Written exercise =
Write every record out again exactly as given.

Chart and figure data
'''

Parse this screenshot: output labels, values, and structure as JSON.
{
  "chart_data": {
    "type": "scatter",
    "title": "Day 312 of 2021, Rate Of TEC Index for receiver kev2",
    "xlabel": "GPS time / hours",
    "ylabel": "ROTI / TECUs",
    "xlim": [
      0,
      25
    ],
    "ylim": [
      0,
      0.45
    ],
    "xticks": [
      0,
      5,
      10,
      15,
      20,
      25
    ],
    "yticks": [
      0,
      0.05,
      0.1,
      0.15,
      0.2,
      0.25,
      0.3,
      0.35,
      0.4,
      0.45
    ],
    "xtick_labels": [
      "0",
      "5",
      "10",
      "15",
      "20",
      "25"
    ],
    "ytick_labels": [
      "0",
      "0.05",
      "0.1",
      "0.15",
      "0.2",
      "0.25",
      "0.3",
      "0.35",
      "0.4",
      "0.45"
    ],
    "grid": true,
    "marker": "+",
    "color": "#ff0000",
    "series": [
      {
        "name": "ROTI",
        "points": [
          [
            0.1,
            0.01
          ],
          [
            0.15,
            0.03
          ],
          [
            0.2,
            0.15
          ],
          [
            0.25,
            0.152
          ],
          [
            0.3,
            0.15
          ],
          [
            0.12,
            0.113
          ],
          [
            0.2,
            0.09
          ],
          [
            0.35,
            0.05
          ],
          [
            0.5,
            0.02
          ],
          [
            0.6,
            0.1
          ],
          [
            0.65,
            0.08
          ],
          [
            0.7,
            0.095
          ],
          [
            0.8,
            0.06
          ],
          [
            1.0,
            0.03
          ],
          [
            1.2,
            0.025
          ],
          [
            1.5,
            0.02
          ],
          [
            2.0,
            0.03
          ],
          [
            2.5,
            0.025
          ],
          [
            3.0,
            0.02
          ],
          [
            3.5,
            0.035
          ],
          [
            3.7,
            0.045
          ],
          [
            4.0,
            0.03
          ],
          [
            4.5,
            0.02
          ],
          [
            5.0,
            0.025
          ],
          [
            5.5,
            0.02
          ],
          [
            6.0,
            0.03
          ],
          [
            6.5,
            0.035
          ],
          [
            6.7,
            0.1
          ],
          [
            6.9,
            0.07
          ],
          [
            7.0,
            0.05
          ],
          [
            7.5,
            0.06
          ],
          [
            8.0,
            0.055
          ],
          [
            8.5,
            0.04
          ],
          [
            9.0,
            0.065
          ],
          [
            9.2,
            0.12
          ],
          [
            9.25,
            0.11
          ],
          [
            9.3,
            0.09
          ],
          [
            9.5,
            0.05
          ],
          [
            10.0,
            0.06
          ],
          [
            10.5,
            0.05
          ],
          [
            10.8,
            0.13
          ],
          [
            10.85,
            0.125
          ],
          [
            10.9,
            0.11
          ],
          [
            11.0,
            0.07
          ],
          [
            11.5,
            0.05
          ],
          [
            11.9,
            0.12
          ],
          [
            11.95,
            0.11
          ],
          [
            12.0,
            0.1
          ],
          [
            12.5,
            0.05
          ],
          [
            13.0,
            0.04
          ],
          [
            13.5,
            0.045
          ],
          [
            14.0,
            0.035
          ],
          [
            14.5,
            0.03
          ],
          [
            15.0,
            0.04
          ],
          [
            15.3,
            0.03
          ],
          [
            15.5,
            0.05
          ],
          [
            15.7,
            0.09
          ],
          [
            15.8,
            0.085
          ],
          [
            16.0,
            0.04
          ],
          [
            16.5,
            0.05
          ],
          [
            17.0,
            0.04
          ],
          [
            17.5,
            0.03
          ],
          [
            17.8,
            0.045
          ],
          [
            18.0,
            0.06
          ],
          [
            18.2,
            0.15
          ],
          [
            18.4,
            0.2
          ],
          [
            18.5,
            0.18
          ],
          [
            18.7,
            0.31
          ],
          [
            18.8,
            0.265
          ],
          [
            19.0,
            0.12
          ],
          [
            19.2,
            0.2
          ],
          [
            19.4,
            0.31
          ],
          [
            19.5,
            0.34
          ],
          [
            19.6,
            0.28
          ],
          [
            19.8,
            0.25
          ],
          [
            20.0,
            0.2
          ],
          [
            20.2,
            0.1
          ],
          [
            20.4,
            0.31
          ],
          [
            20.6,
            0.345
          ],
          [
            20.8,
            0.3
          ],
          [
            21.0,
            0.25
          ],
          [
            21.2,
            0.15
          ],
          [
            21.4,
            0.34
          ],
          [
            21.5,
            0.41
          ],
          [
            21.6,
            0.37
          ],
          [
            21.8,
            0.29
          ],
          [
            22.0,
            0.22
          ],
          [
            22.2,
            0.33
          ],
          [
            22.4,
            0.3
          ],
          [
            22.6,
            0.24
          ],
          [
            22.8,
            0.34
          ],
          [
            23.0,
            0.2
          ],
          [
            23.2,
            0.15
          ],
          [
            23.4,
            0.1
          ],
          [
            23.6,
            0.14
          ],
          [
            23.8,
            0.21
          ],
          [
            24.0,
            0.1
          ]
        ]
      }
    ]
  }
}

'''

Response =
Parse this screenshot: output labels, values, and structure as JSON.
{
  "chart_data": {
    "type": "scatter",
    "title": "Day 312 of 2021, Rate Of TEC Index for receiver kev2",
    "xlabel": "GPS time / hours",
    "ylabel": "ROTI / TECUs",
    "xlim": [
      0,
      25
    ],
    "ylim": [
      0,
      0.45
    ],
    "xticks": [
      0,
      5,
      10,
      15,
      20,
      25
    ],
    "yticks": [
      0,
      0.05,
      0.1,
      0.15,
      0.2,
      0.25,
      0.3,
      0.35,
      0.4,
      0.45
    ],
    "xtick_labels": [
      "0",
      "5",
      "10",
      "15",
      "20",
      "25"
    ],
    "ytick_labels": [
      "0",
      "0.05",
      "0.1",
      "0.15",
      "0.2",
      "0.25",
      "0.3",
      "0.35",
      "0.4",
      "0.45"
    ],
    "grid": true,
    "marker": "+",
    "color": "#ff0000",
    "series": [
      {
        "name": "ROTI",
        "points": [
          [
            0.1,
            0.01
          ],
          [
            0.15,
            0.03
          ],
          [
            0.2,
            0.15
          ],
          [
            0.25,
            0.152
          ],
          [
            0.3,
            0.15
          ],
          [
            0.12,
            0.113
          ],
          [
            0.2,
            0.09
          ],
          [
            0.35,
            0.05
          ],
          [
            0.5,
            0.02
          ],
          [
            0.6,
            0.1
          ],
          [
            0.65,
            0.08
          ],
          [
            0.7,
            0.095
          ],
          [
            0.8,
            0.06
          ],
          [
            1.0,
            0.03
          ],
          [
            1.2,
            0.025
          ],
          [
            1.5,
            0.02
          ],
          [
            2.0,
            0.03
          ],
          [
            2.5,
            0.025
          ],
          [
            3.0,
            0.02
          ],
          [
            3.5,
            0.035
          ],
          [
            3.7,
            0.045
          ],
          [
            4.0,
            0.03
          ],
          [
            4.5,
            0.02
          ],
          [
            5.0,
            0.025
          ],
          [
            5.5,
            0.02
          ],
          [
            6.0,
            0.03
          ],
          [
            6.5,
            0.035
          ],
          [
            6.7,
            0.1
          ],
          [
            6.9,
            0.07
          ],
          [
            7.0,
            0.05
          ],
          [
            7.5,
            0.06
          ],
          [
            8.0,
            0.055
          ],
          [
            8.5,
            0.04
          ],
          [
            9.0,
            0.065
          ],
          [
            9.2,
            0.12
          ],
          [
            9.25,
            0.11
          ],
          [
            9.3,
            0.09
          ],
          [
            9.5,
            0.05
          ],
          [
            10.0,
            0.06
          ],
          [
            10.5,
            0.05
          ],
          [
            10.8,
            0.13
          ],
          [
            10.85,
            0.125
          ],
          [
            10.9,
            0.11
          ],
          [
            11.0,
            0.07
          ],
          [
            11.5,
            0.05
          ],
          [
            11.9,
            0.12
          ],
          [
            11.95,
            0.11
          ],
          [
            12.0,
            0.1
          ],
          [
            12.5,
            0.05
          ],
          [
            13.0,
            0.04
          ],
          [
            13.5,
            0.045
          ],
          [
            14.0,
            0.035
          ],
          [
            14.5,
            0.03
          ],
          [
            15.0,
            0.04
          ],
          [
            15.3,
            0.03
          ],
          [
            15.5,
            0.05
          ],
          [
            15.7,
            0.09
          ],
          [
            15.8,
            0.085
          ],
          [
            16.0,
            0.04
          ],
          [
            16.5,
            0.05
          ],
          [
            17.0,
            0.04
          ],
          [
            17.5,
            0.03
          ],
          [
            17.8,
            0.045
          ],
          [
            18.0,
            0.06
          ],
          [
            18.2,
            0.15
          ],
          [
            18.4,
            0.2
          ],
          [
            18.5,
            0.18
          ],
          [
            18.7,
            0.31
          ],
          [
            18.8,
            0.265
          ],
          [
            19.0,
            0.12
          ],
          [
            19.2,
            0.2
          ],
          [
            19.4,
            0.31
          ],
          [
            19.5,
            0.34
          ],
          [
            19.6,
            0.28
          ],
          [
            19.8,
            0.25
          ],
          [
            20.0,
            0.2
          ],
          [
            20.2,
            0.1
          ],
          [
            20.4,
            0.31
          ],
          [
            20.6,
            0.345
          ],
          [
            20.8,
            0.3
          ],
          [
            21.0,
            0.25
          ],
          [
            21.2,
            0.15
          ],
          [
            21.4,
            0.34
          ],
          [
            21.5,
            0.41
          ],
          [
            21.6,
            0.37
          ],
          [
            21.8,
            0.29
          ],
          [
            22.0,
            0.22
          ],
          [
            22.2,
            0.33
          ],
          [
            22.4,
            0.3
          ],
          [
            22.6,
            0.24
          ],
          [
            22.8,
            0.34
          ],
          [
            23.0,
            0.2
          ],
          [
            23.2,
            0.15
          ],
          [
            23.4,
            0.1
          ],
          [
            23.6,
            0.14
          ],
          [
            23.8,
            0.21
          ],
          [
            24.0,
            0.1
          ]
        ]
      }
    ]
  }
}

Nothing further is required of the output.